=== Exercise task ===
Pictures stay out of the copy; set down each line of the listing below exactly.

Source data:

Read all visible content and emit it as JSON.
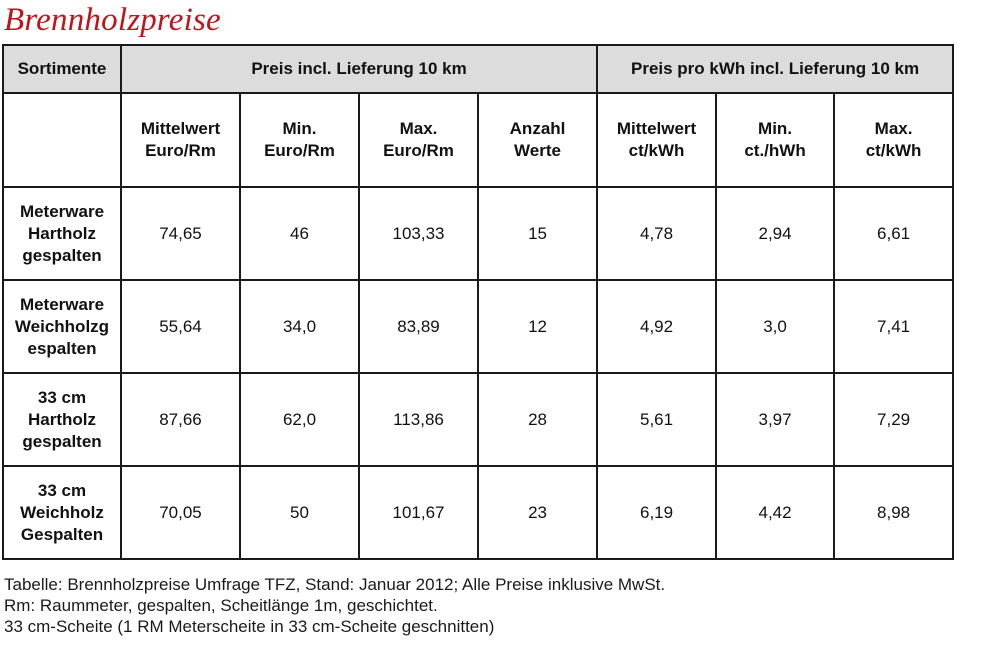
{
  "title": "Brennholzpreise",
  "table": {
    "group_headers": {
      "sortimente": "Sortimente",
      "price_group": "Preis incl. Lieferung 10 km",
      "kwh_group": "Preis pro kWh incl. Lieferung 10 km"
    },
    "sub_headers": [
      [
        "Mittelwert",
        "Euro/Rm"
      ],
      [
        "Min.",
        "Euro/Rm"
      ],
      [
        "Max.",
        "Euro/Rm"
      ],
      [
        "Anzahl",
        "Werte"
      ],
      [
        "Mittelwert",
        "ct/kWh"
      ],
      [
        "Min.",
        "ct./hWh"
      ],
      [
        "Max.",
        "ct/kWh"
      ]
    ],
    "rows": [
      {
        "label": [
          "Meterware",
          "Hartholz",
          "gespalten"
        ],
        "values": [
          "74,65",
          "46",
          "103,33",
          "15",
          "4,78",
          "2,94",
          "6,61"
        ]
      },
      {
        "label": [
          "Meterware",
          "Weichholzg",
          "espalten"
        ],
        "values": [
          "55,64",
          "34,0",
          "83,89",
          "12",
          "4,92",
          "3,0",
          "7,41"
        ]
      },
      {
        "label": [
          "33 cm",
          "Hartholz",
          "gespalten"
        ],
        "values": [
          "87,66",
          "62,0",
          "113,86",
          "28",
          "5,61",
          "3,97",
          "7,29"
        ]
      },
      {
        "label": [
          "33 cm",
          "Weichholz",
          "Gespalten"
        ],
        "values": [
          "70,05",
          "50",
          "101,67",
          "23",
          "6,19",
          "4,42",
          "8,98"
        ]
      }
    ]
  },
  "footnotes": [
    "Tabelle: Brennholzpreise Umfrage TFZ, Stand: Januar 2012; Alle Preise inklusive MwSt.",
    "Rm: Raummeter, gespalten, Scheitlänge 1m, geschichtet.",
    "33 cm-Scheite (1 RM Meterscheite in 33 cm-Scheite geschnitten)"
  ]
}
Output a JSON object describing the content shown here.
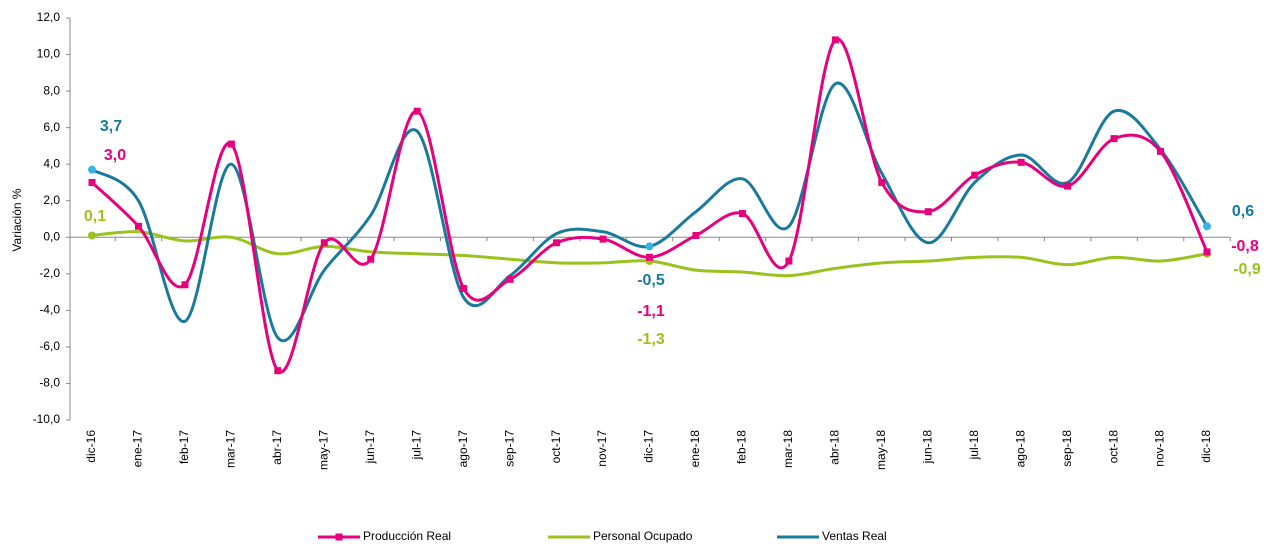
{
  "chart_data": {
    "type": "line",
    "y_label": "Variación %",
    "categories": [
      "dic-16",
      "ene-17",
      "feb-17",
      "mar-17",
      "abr-17",
      "may-17",
      "jun-17",
      "jul-17",
      "ago-17",
      "sep-17",
      "oct-17",
      "nov-17",
      "dic-17",
      "ene-18",
      "feb-18",
      "mar-18",
      "abr-18",
      "may-18",
      "jun-18",
      "jul-18",
      "ago-18",
      "sep-18",
      "oct-18",
      "nov-18",
      "dic-18"
    ],
    "ylim": [
      -10,
      12
    ],
    "yticks": [
      {
        "value": 12,
        "label": "12,0"
      },
      {
        "value": 10,
        "label": "10,0"
      },
      {
        "value": 8,
        "label": "8,0"
      },
      {
        "value": 6,
        "label": "6,0"
      },
      {
        "value": 4,
        "label": "4,0"
      },
      {
        "value": 2,
        "label": "2,0"
      },
      {
        "value": 0,
        "label": "0,0"
      },
      {
        "value": -2,
        "label": "-2,0"
      },
      {
        "value": -4,
        "label": "-4,0"
      },
      {
        "value": -6,
        "label": "-6,0"
      },
      {
        "value": -8,
        "label": "-8,0"
      },
      {
        "value": -10,
        "label": "-10,0"
      }
    ],
    "series": [
      {
        "name": "Producción Real",
        "color": "#e6007e",
        "marker": "square",
        "values": [
          3.0,
          0.6,
          -2.6,
          5.1,
          -7.3,
          -0.3,
          -1.2,
          6.9,
          -2.8,
          -2.3,
          -0.3,
          -0.1,
          -1.1,
          0.1,
          1.3,
          -1.3,
          10.8,
          3.0,
          1.4,
          3.4,
          4.1,
          2.8,
          5.4,
          4.7,
          -0.8
        ],
        "value_labels": [
          "3,0",
          null,
          null,
          null,
          null,
          null,
          null,
          null,
          null,
          null,
          null,
          null,
          "-1,1",
          null,
          null,
          null,
          null,
          null,
          null,
          null,
          null,
          null,
          null,
          null,
          "-0,8"
        ]
      },
      {
        "name": "Personal Ocupado",
        "color": "#99c21c",
        "values": [
          0.1,
          0.3,
          -0.2,
          0.0,
          -0.9,
          -0.5,
          -0.8,
          -0.9,
          -1.0,
          -1.2,
          -1.4,
          -1.4,
          -1.3,
          -1.8,
          -1.9,
          -2.1,
          -1.7,
          -1.4,
          -1.3,
          -1.1,
          -1.1,
          -1.5,
          -1.1,
          -1.3,
          -0.9
        ],
        "value_labels": [
          "0,1",
          null,
          null,
          null,
          null,
          null,
          null,
          null,
          null,
          null,
          null,
          null,
          "-1,3",
          null,
          null,
          null,
          null,
          null,
          null,
          null,
          null,
          null,
          null,
          null,
          "-0,9"
        ]
      },
      {
        "name": "Ventas Real",
        "color": "#1a7a9c",
        "values": [
          3.7,
          2.0,
          -4.6,
          4.0,
          -5.5,
          -1.8,
          1.2,
          5.8,
          -3.3,
          -2.1,
          0.2,
          0.3,
          -0.5,
          1.4,
          3.2,
          0.6,
          8.4,
          3.5,
          -0.3,
          3.0,
          4.5,
          3.0,
          6.9,
          4.8,
          0.6
        ],
        "value_labels": [
          "3,7",
          null,
          null,
          null,
          null,
          null,
          null,
          null,
          null,
          null,
          null,
          null,
          "-0,5",
          null,
          null,
          null,
          null,
          null,
          null,
          null,
          null,
          null,
          null,
          null,
          "0,6"
        ]
      }
    ]
  }
}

=== Result for this task ===
Read all visible content and emit it as JSON.
{
  "title": "Brennholzpreise",
  "table": {
    "group_headers": {
      "sortimente": "Sortimente",
      "price_group": "Preis incl. Lieferung 10 km",
      "kwh_group": "Preis pro kWh incl. Lieferung 10 km"
    },
    "sub_headers": [
      [
        "Mittelwert",
        "Euro/Rm"
      ],
      [
        "Min.",
        "Euro/Rm"
      ],
      [
        "Max.",
        "Euro/Rm"
      ],
      [
        "Anzahl",
        "Werte"
      ],
      [
        "Mittelwert",
        "ct/kWh"
      ],
      [
        "Min.",
        "ct./hWh"
      ],
      [
        "Max.",
        "ct/kWh"
      ]
    ],
    "rows": [
      {
        "label": [
          "Meterware",
          "Hartholz",
          "gespalten"
        ],
        "values": [
          "74,65",
          "46",
          "103,33",
          "15",
          "4,78",
          "2,94",
          "6,61"
        ]
      },
      {
        "label": [
          "Meterware",
          "Weichholzg",
          "espalten"
        ],
        "values": [
          "55,64",
          "34,0",
          "83,89",
          "12",
          "4,92",
          "3,0",
          "7,41"
        ]
      },
      {
        "label": [
          "33 cm",
          "Hartholz",
          "gespalten"
        ],
        "values": [
          "87,66",
          "62,0",
          "113,86",
          "28",
          "5,61",
          "3,97",
          "7,29"
        ]
      },
      {
        "label": [
          "33 cm",
          "Weichholz",
          "Gespalten"
        ],
        "values": [
          "70,05",
          "50",
          "101,67",
          "23",
          "6,19",
          "4,42",
          "8,98"
        ]
      }
    ]
  },
  "footnotes": [
    "Tabelle: Brennholzpreise Umfrage TFZ, Stand: Januar 2012; Alle Preise inklusive MwSt.",
    "Rm: Raummeter, gespalten, Scheitlänge 1m, geschichtet.",
    "33 cm-Scheite (1 RM Meterscheite in 33 cm-Scheite geschnitten)"
  ]
}
Output a JSON object describing the content shown here.
{
  "chart_data": {
    "type": "line",
    "y_label": "Variación %",
    "categories": [
      "dic-16",
      "ene-17",
      "feb-17",
      "mar-17",
      "abr-17",
      "may-17",
      "jun-17",
      "jul-17",
      "ago-17",
      "sep-17",
      "oct-17",
      "nov-17",
      "dic-17",
      "ene-18",
      "feb-18",
      "mar-18",
      "abr-18",
      "may-18",
      "jun-18",
      "jul-18",
      "ago-18",
      "sep-18",
      "oct-18",
      "nov-18",
      "dic-18"
    ],
    "ylim": [
      -10,
      12
    ],
    "yticks": [
      {
        "value": 12,
        "label": "12,0"
      },
      {
        "value": 10,
        "label": "10,0"
      },
      {
        "value": 8,
        "label": "8,0"
      },
      {
        "value": 6,
        "label": "6,0"
      },
      {
        "value": 4,
        "label": "4,0"
      },
      {
        "value": 2,
        "label": "2,0"
      },
      {
        "value": 0,
        "label": "0,0"
      },
      {
        "value": -2,
        "label": "-2,0"
      },
      {
        "value": -4,
        "label": "-4,0"
      },
      {
        "value": -6,
        "label": "-6,0"
      },
      {
        "value": -8,
        "label": "-8,0"
      },
      {
        "value": -10,
        "label": "-10,0"
      }
    ],
    "series": [
      {
        "name": "Producción Real",
        "color": "#e6007e",
        "marker": "square",
        "values": [
          3.0,
          0.6,
          -2.6,
          5.1,
          -7.3,
          -0.3,
          -1.2,
          6.9,
          -2.8,
          -2.3,
          -0.3,
          -0.1,
          -1.1,
          0.1,
          1.3,
          -1.3,
          10.8,
          3.0,
          1.4,
          3.4,
          4.1,
          2.8,
          5.4,
          4.7,
          -0.8
        ],
        "value_labels": [
          "3,0",
          null,
          null,
          null,
          null,
          null,
          null,
          null,
          null,
          null,
          null,
          null,
          "-1,1",
          null,
          null,
          null,
          null,
          null,
          null,
          null,
          null,
          null,
          null,
          null,
          "-0,8"
        ]
      },
      {
        "name": "Personal Ocupado",
        "color": "#99c21c",
        "values": [
          0.1,
          0.3,
          -0.2,
          0.0,
          -0.9,
          -0.5,
          -0.8,
          -0.9,
          -1.0,
          -1.2,
          -1.4,
          -1.4,
          -1.3,
          -1.8,
          -1.9,
          -2.1,
          -1.7,
          -1.4,
          -1.3,
          -1.1,
          -1.1,
          -1.5,
          -1.1,
          -1.3,
          -0.9
        ],
        "value_labels": [
          "0,1",
          null,
          null,
          null,
          null,
          null,
          null,
          null,
          null,
          null,
          null,
          null,
          "-1,3",
          null,
          null,
          null,
          null,
          null,
          null,
          null,
          null,
          null,
          null,
          null,
          "-0,9"
        ]
      },
      {
        "name": "Ventas Real",
        "color": "#1a7a9c",
        "values": [
          3.7,
          2.0,
          -4.6,
          4.0,
          -5.5,
          -1.8,
          1.2,
          5.8,
          -3.3,
          -2.1,
          0.2,
          0.3,
          -0.5,
          1.4,
          3.2,
          0.6,
          8.4,
          3.5,
          -0.3,
          3.0,
          4.5,
          3.0,
          6.9,
          4.8,
          0.6
        ],
        "value_labels": [
          "3,7",
          null,
          null,
          null,
          null,
          null,
          null,
          null,
          null,
          null,
          null,
          null,
          "-0,5",
          null,
          null,
          null,
          null,
          null,
          null,
          null,
          null,
          null,
          null,
          null,
          "0,6"
        ]
      }
    ]
  }
}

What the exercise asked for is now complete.